(Figure collection entries)
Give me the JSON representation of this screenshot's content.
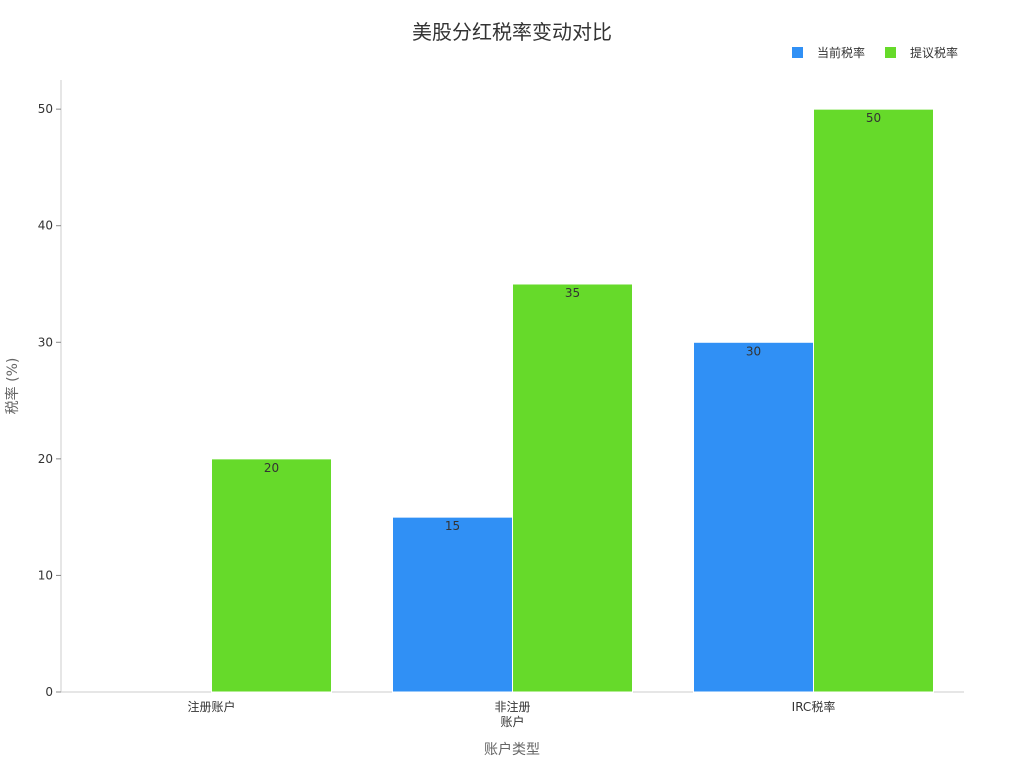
{
  "chart_data": {
    "type": "bar",
    "title": "美股分红税率变动对比",
    "xlabel": "账户类型",
    "ylabel": "税率 (%)",
    "categories": [
      [
        "注册账户"
      ],
      [
        "非注册",
        "账户"
      ],
      [
        "IRC税率"
      ]
    ],
    "series": [
      {
        "name": "当前税率",
        "color": "#3090f5",
        "values": [
          0,
          15,
          30
        ]
      },
      {
        "name": "提议税率",
        "color": "#66da2a",
        "values": [
          20,
          35,
          50
        ]
      }
    ],
    "ylim": [
      0,
      52.5
    ],
    "yticks": [
      0,
      10,
      20,
      30,
      40,
      50
    ],
    "legend": "top-right",
    "grid": false
  }
}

### WHAT NEEDS TO BE DONE
Transcribe the whole listing, character for character, but not its images.

### OUTPUT
Give me the JSON representation of this screenshot's content.
{
  "chart_data": {
    "type": "bar",
    "title": "美股分红税率变动对比",
    "xlabel": "账户类型",
    "ylabel": "税率 (%)",
    "categories": [
      [
        "注册账户"
      ],
      [
        "非注册",
        "账户"
      ],
      [
        "IRC税率"
      ]
    ],
    "series": [
      {
        "name": "当前税率",
        "color": "#3090f5",
        "values": [
          0,
          15,
          30
        ]
      },
      {
        "name": "提议税率",
        "color": "#66da2a",
        "values": [
          20,
          35,
          50
        ]
      }
    ],
    "ylim": [
      0,
      52.5
    ],
    "yticks": [
      0,
      10,
      20,
      30,
      40,
      50
    ],
    "legend": "top-right",
    "grid": false
  }
}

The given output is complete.